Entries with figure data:
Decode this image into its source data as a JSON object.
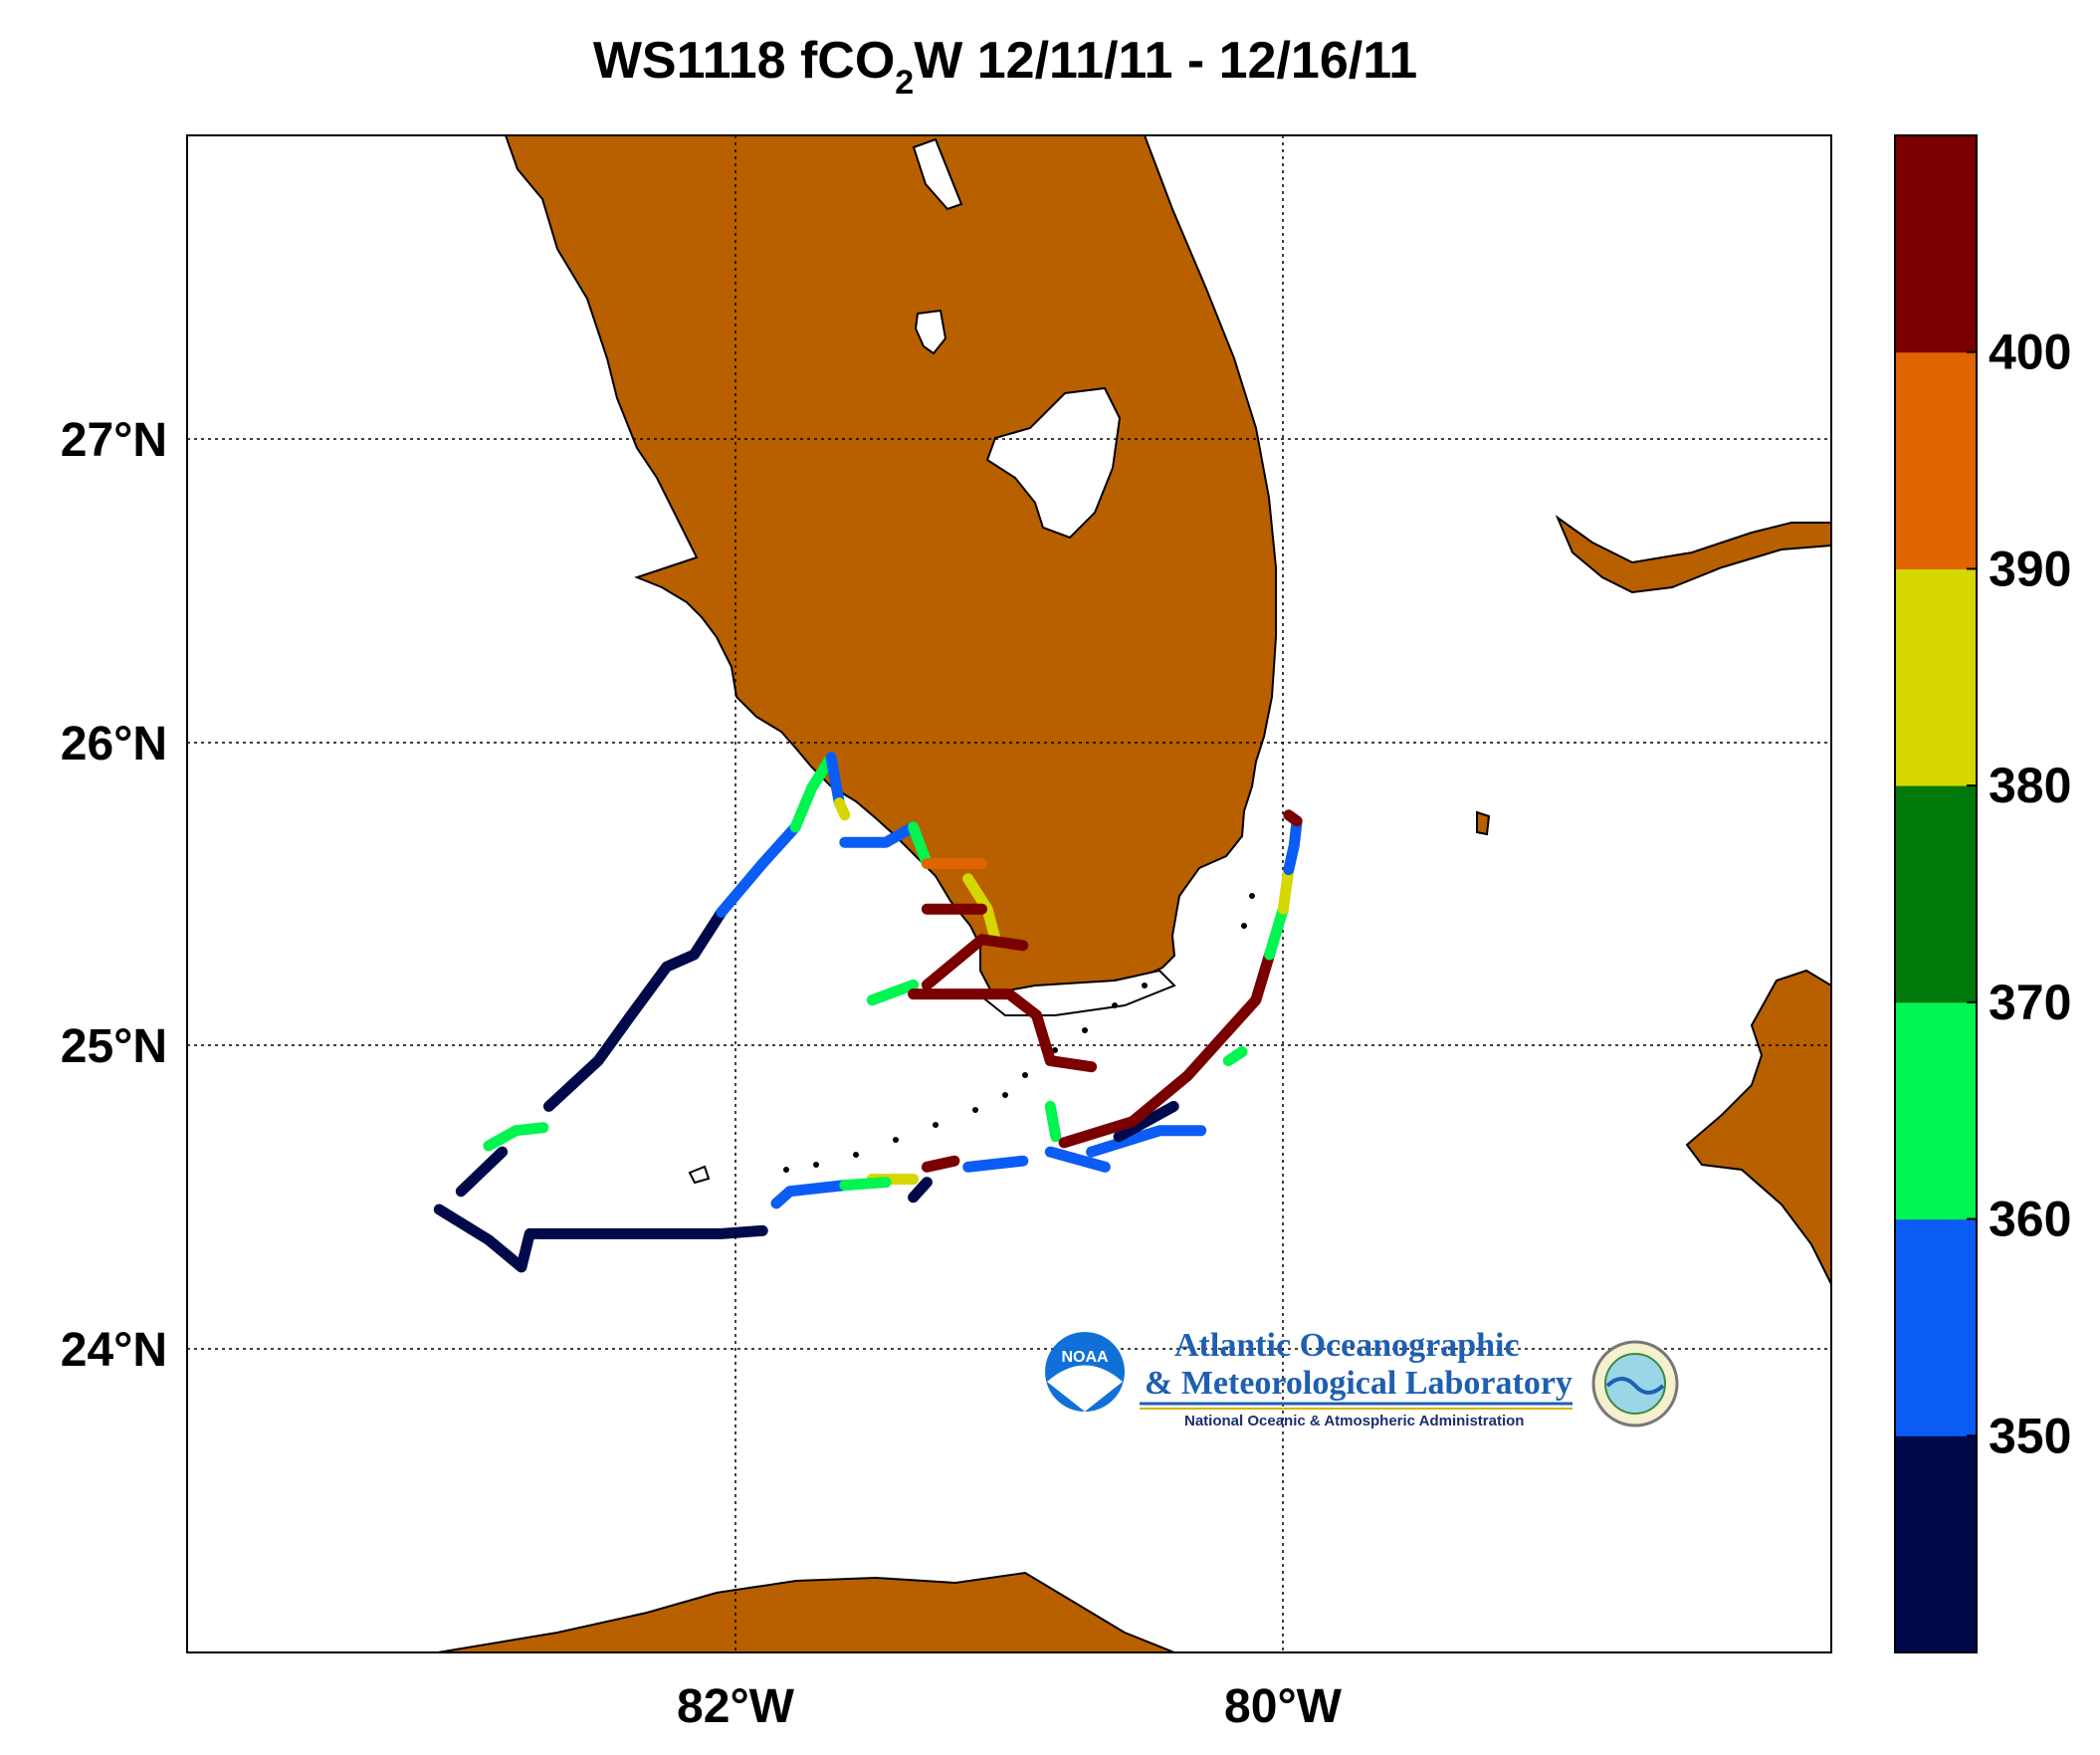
{
  "title": {
    "prefix": "WS1118 fCO",
    "sub": "2",
    "suffix": "W 12/11/11 - 12/16/11"
  },
  "axes": {
    "lon_ticks": [
      {
        "value": -82,
        "label": "82°W"
      },
      {
        "value": -80,
        "label": "80°W"
      }
    ],
    "lat_ticks": [
      {
        "value": 27,
        "label": "27°N"
      },
      {
        "value": 26,
        "label": "26°N"
      },
      {
        "value": 25,
        "label": "25°N"
      },
      {
        "value": 24,
        "label": "24°N"
      }
    ],
    "lon_range": [
      -84,
      -78
    ],
    "lat_range": [
      23,
      28
    ]
  },
  "colorbar": {
    "min": 340,
    "max": 410,
    "labels": [
      "350",
      "360",
      "370",
      "380",
      "390",
      "400"
    ],
    "colors": [
      "#000a4a",
      "#0a5cf5",
      "#00f550",
      "#00780a",
      "#d6d600",
      "#e06400",
      "#7a0000"
    ]
  },
  "logo": {
    "line1": "Atlantic Oceanographic",
    "line2": "& Meteorological Laboratory",
    "line3": "National Oceanic & Atmospheric Administration",
    "badge": "NOAA"
  },
  "colors": {
    "land": "#b86000",
    "water": "#ffffff"
  },
  "chart_data": {
    "type": "scatter",
    "grid": true,
    "tracks": [
      {
        "value": 345,
        "points": [
          [
            -82.7,
            24.38
          ],
          [
            -82.5,
            24.38
          ],
          [
            -82.2,
            24.38
          ],
          [
            -82.05,
            24.38
          ],
          [
            -81.9,
            24.39
          ]
        ]
      },
      {
        "value": 345,
        "points": [
          [
            -83.08,
            24.46
          ],
          [
            -82.9,
            24.36
          ],
          [
            -82.78,
            24.27
          ],
          [
            -82.75,
            24.38
          ],
          [
            -82.7,
            24.38
          ]
        ]
      },
      {
        "value": 345,
        "points": [
          [
            -83.0,
            24.52
          ],
          [
            -82.85,
            24.65
          ]
        ]
      },
      {
        "value": 345,
        "points": [
          [
            -82.68,
            24.8
          ],
          [
            -82.5,
            24.95
          ],
          [
            -82.38,
            25.1
          ],
          [
            -82.25,
            25.26
          ],
          [
            -82.15,
            25.3
          ],
          [
            -82.05,
            25.44
          ]
        ]
      },
      {
        "value": 355,
        "points": [
          [
            -82.05,
            25.44
          ],
          [
            -81.9,
            25.6
          ],
          [
            -81.78,
            25.72
          ]
        ]
      },
      {
        "value": 365,
        "points": [
          [
            -81.78,
            25.72
          ],
          [
            -81.72,
            25.85
          ],
          [
            -81.65,
            25.95
          ]
        ]
      },
      {
        "value": 355,
        "points": [
          [
            -81.65,
            25.95
          ],
          [
            -81.62,
            25.8
          ]
        ]
      },
      {
        "value": 385,
        "points": [
          [
            -81.62,
            25.8
          ],
          [
            -81.6,
            25.76
          ]
        ]
      },
      {
        "value": 365,
        "points": [
          [
            -82.9,
            24.67
          ],
          [
            -82.8,
            24.72
          ],
          [
            -82.7,
            24.73
          ]
        ]
      },
      {
        "value": 355,
        "points": [
          [
            -81.6,
            25.67
          ],
          [
            -81.45,
            25.67
          ],
          [
            -81.35,
            25.72
          ]
        ]
      },
      {
        "value": 365,
        "points": [
          [
            -81.35,
            25.72
          ],
          [
            -81.3,
            25.6
          ]
        ]
      },
      {
        "value": 395,
        "points": [
          [
            -81.3,
            25.6
          ],
          [
            -81.1,
            25.6
          ]
        ]
      },
      {
        "value": 385,
        "points": [
          [
            -81.15,
            25.55
          ],
          [
            -81.08,
            25.45
          ],
          [
            -81.05,
            25.35
          ]
        ]
      },
      {
        "value": 405,
        "points": [
          [
            -81.3,
            25.45
          ],
          [
            -81.1,
            25.45
          ]
        ]
      },
      {
        "value": 405,
        "points": [
          [
            -81.3,
            25.2
          ],
          [
            -81.1,
            25.35
          ],
          [
            -80.95,
            25.33
          ]
        ]
      },
      {
        "value": 365,
        "points": [
          [
            -81.5,
            25.15
          ],
          [
            -81.35,
            25.2
          ]
        ]
      },
      {
        "value": 405,
        "points": [
          [
            -81.35,
            25.17
          ],
          [
            -81.0,
            25.17
          ],
          [
            -80.9,
            25.1
          ],
          [
            -80.85,
            24.95
          ],
          [
            -80.7,
            24.93
          ]
        ]
      },
      {
        "value": 365,
        "points": [
          [
            -80.85,
            24.8
          ],
          [
            -80.83,
            24.7
          ]
        ]
      },
      {
        "value": 355,
        "points": [
          [
            -80.85,
            24.65
          ],
          [
            -80.65,
            24.6
          ]
        ]
      },
      {
        "value": 355,
        "points": [
          [
            -80.7,
            24.65
          ],
          [
            -80.45,
            24.72
          ],
          [
            -80.3,
            24.72
          ]
        ]
      },
      {
        "value": 345,
        "points": [
          [
            -80.6,
            24.7
          ],
          [
            -80.4,
            24.8
          ]
        ]
      },
      {
        "value": 405,
        "points": [
          [
            -80.8,
            24.68
          ],
          [
            -80.55,
            24.75
          ],
          [
            -80.35,
            24.9
          ],
          [
            -80.25,
            25.0
          ],
          [
            -80.1,
            25.15
          ],
          [
            -80.05,
            25.3
          ]
        ]
      },
      {
        "value": 365,
        "points": [
          [
            -80.2,
            24.95
          ],
          [
            -80.15,
            24.98
          ]
        ]
      },
      {
        "value": 365,
        "points": [
          [
            -80.05,
            25.3
          ],
          [
            -80.0,
            25.45
          ]
        ]
      },
      {
        "value": 385,
        "points": [
          [
            -80.0,
            25.45
          ],
          [
            -79.98,
            25.58
          ]
        ]
      },
      {
        "value": 355,
        "points": [
          [
            -79.98,
            25.58
          ],
          [
            -79.96,
            25.66
          ],
          [
            -79.95,
            25.74
          ]
        ]
      },
      {
        "value": 405,
        "points": [
          [
            -79.95,
            25.74
          ],
          [
            -79.98,
            25.76
          ]
        ]
      },
      {
        "value": 385,
        "points": [
          [
            -81.5,
            24.56
          ],
          [
            -81.35,
            24.56
          ]
        ]
      },
      {
        "value": 355,
        "points": [
          [
            -81.85,
            24.48
          ],
          [
            -81.8,
            24.52
          ],
          [
            -81.6,
            24.54
          ]
        ]
      },
      {
        "value": 365,
        "points": [
          [
            -81.6,
            24.54
          ],
          [
            -81.45,
            24.55
          ]
        ]
      },
      {
        "value": 345,
        "points": [
          [
            -81.35,
            24.5
          ],
          [
            -81.3,
            24.55
          ]
        ]
      },
      {
        "value": 405,
        "points": [
          [
            -81.3,
            24.6
          ],
          [
            -81.2,
            24.62
          ]
        ]
      },
      {
        "value": 355,
        "points": [
          [
            -81.15,
            24.6
          ],
          [
            -80.95,
            24.62
          ]
        ]
      }
    ]
  }
}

(TASK GOAL) Omit the pictures. Transcribe every record exactly.

(EXERCISE RESPONSE)
Decode this image into its source data as a JSON object.
{
  "title": {
    "prefix": "WS1118 fCO",
    "sub": "2",
    "suffix": "W 12/11/11 - 12/16/11"
  },
  "axes": {
    "lon_ticks": [
      {
        "value": -82,
        "label": "82°W"
      },
      {
        "value": -80,
        "label": "80°W"
      }
    ],
    "lat_ticks": [
      {
        "value": 27,
        "label": "27°N"
      },
      {
        "value": 26,
        "label": "26°N"
      },
      {
        "value": 25,
        "label": "25°N"
      },
      {
        "value": 24,
        "label": "24°N"
      }
    ],
    "lon_range": [
      -84,
      -78
    ],
    "lat_range": [
      23,
      28
    ]
  },
  "colorbar": {
    "min": 340,
    "max": 410,
    "labels": [
      "350",
      "360",
      "370",
      "380",
      "390",
      "400"
    ],
    "colors": [
      "#000a4a",
      "#0a5cf5",
      "#00f550",
      "#00780a",
      "#d6d600",
      "#e06400",
      "#7a0000"
    ]
  },
  "logo": {
    "line1": "Atlantic Oceanographic",
    "line2": "& Meteorological Laboratory",
    "line3": "National Oceanic & Atmospheric Administration",
    "badge": "NOAA"
  },
  "colors": {
    "land": "#b86000",
    "water": "#ffffff"
  },
  "chart_data": {
    "type": "scatter",
    "grid": true,
    "tracks": [
      {
        "value": 345,
        "points": [
          [
            -82.7,
            24.38
          ],
          [
            -82.5,
            24.38
          ],
          [
            -82.2,
            24.38
          ],
          [
            -82.05,
            24.38
          ],
          [
            -81.9,
            24.39
          ]
        ]
      },
      {
        "value": 345,
        "points": [
          [
            -83.08,
            24.46
          ],
          [
            -82.9,
            24.36
          ],
          [
            -82.78,
            24.27
          ],
          [
            -82.75,
            24.38
          ],
          [
            -82.7,
            24.38
          ]
        ]
      },
      {
        "value": 345,
        "points": [
          [
            -83.0,
            24.52
          ],
          [
            -82.85,
            24.65
          ]
        ]
      },
      {
        "value": 345,
        "points": [
          [
            -82.68,
            24.8
          ],
          [
            -82.5,
            24.95
          ],
          [
            -82.38,
            25.1
          ],
          [
            -82.25,
            25.26
          ],
          [
            -82.15,
            25.3
          ],
          [
            -82.05,
            25.44
          ]
        ]
      },
      {
        "value": 355,
        "points": [
          [
            -82.05,
            25.44
          ],
          [
            -81.9,
            25.6
          ],
          [
            -81.78,
            25.72
          ]
        ]
      },
      {
        "value": 365,
        "points": [
          [
            -81.78,
            25.72
          ],
          [
            -81.72,
            25.85
          ],
          [
            -81.65,
            25.95
          ]
        ]
      },
      {
        "value": 355,
        "points": [
          [
            -81.65,
            25.95
          ],
          [
            -81.62,
            25.8
          ]
        ]
      },
      {
        "value": 385,
        "points": [
          [
            -81.62,
            25.8
          ],
          [
            -81.6,
            25.76
          ]
        ]
      },
      {
        "value": 365,
        "points": [
          [
            -82.9,
            24.67
          ],
          [
            -82.8,
            24.72
          ],
          [
            -82.7,
            24.73
          ]
        ]
      },
      {
        "value": 355,
        "points": [
          [
            -81.6,
            25.67
          ],
          [
            -81.45,
            25.67
          ],
          [
            -81.35,
            25.72
          ]
        ]
      },
      {
        "value": 365,
        "points": [
          [
            -81.35,
            25.72
          ],
          [
            -81.3,
            25.6
          ]
        ]
      },
      {
        "value": 395,
        "points": [
          [
            -81.3,
            25.6
          ],
          [
            -81.1,
            25.6
          ]
        ]
      },
      {
        "value": 385,
        "points": [
          [
            -81.15,
            25.55
          ],
          [
            -81.08,
            25.45
          ],
          [
            -81.05,
            25.35
          ]
        ]
      },
      {
        "value": 405,
        "points": [
          [
            -81.3,
            25.45
          ],
          [
            -81.1,
            25.45
          ]
        ]
      },
      {
        "value": 405,
        "points": [
          [
            -81.3,
            25.2
          ],
          [
            -81.1,
            25.35
          ],
          [
            -80.95,
            25.33
          ]
        ]
      },
      {
        "value": 365,
        "points": [
          [
            -81.5,
            25.15
          ],
          [
            -81.35,
            25.2
          ]
        ]
      },
      {
        "value": 405,
        "points": [
          [
            -81.35,
            25.17
          ],
          [
            -81.0,
            25.17
          ],
          [
            -80.9,
            25.1
          ],
          [
            -80.85,
            24.95
          ],
          [
            -80.7,
            24.93
          ]
        ]
      },
      {
        "value": 365,
        "points": [
          [
            -80.85,
            24.8
          ],
          [
            -80.83,
            24.7
          ]
        ]
      },
      {
        "value": 355,
        "points": [
          [
            -80.85,
            24.65
          ],
          [
            -80.65,
            24.6
          ]
        ]
      },
      {
        "value": 355,
        "points": [
          [
            -80.7,
            24.65
          ],
          [
            -80.45,
            24.72
          ],
          [
            -80.3,
            24.72
          ]
        ]
      },
      {
        "value": 345,
        "points": [
          [
            -80.6,
            24.7
          ],
          [
            -80.4,
            24.8
          ]
        ]
      },
      {
        "value": 405,
        "points": [
          [
            -80.8,
            24.68
          ],
          [
            -80.55,
            24.75
          ],
          [
            -80.35,
            24.9
          ],
          [
            -80.25,
            25.0
          ],
          [
            -80.1,
            25.15
          ],
          [
            -80.05,
            25.3
          ]
        ]
      },
      {
        "value": 365,
        "points": [
          [
            -80.2,
            24.95
          ],
          [
            -80.15,
            24.98
          ]
        ]
      },
      {
        "value": 365,
        "points": [
          [
            -80.05,
            25.3
          ],
          [
            -80.0,
            25.45
          ]
        ]
      },
      {
        "value": 385,
        "points": [
          [
            -80.0,
            25.45
          ],
          [
            -79.98,
            25.58
          ]
        ]
      },
      {
        "value": 355,
        "points": [
          [
            -79.98,
            25.58
          ],
          [
            -79.96,
            25.66
          ],
          [
            -79.95,
            25.74
          ]
        ]
      },
      {
        "value": 405,
        "points": [
          [
            -79.95,
            25.74
          ],
          [
            -79.98,
            25.76
          ]
        ]
      },
      {
        "value": 385,
        "points": [
          [
            -81.5,
            24.56
          ],
          [
            -81.35,
            24.56
          ]
        ]
      },
      {
        "value": 355,
        "points": [
          [
            -81.85,
            24.48
          ],
          [
            -81.8,
            24.52
          ],
          [
            -81.6,
            24.54
          ]
        ]
      },
      {
        "value": 365,
        "points": [
          [
            -81.6,
            24.54
          ],
          [
            -81.45,
            24.55
          ]
        ]
      },
      {
        "value": 345,
        "points": [
          [
            -81.35,
            24.5
          ],
          [
            -81.3,
            24.55
          ]
        ]
      },
      {
        "value": 405,
        "points": [
          [
            -81.3,
            24.6
          ],
          [
            -81.2,
            24.62
          ]
        ]
      },
      {
        "value": 355,
        "points": [
          [
            -81.15,
            24.6
          ],
          [
            -80.95,
            24.62
          ]
        ]
      }
    ]
  }
}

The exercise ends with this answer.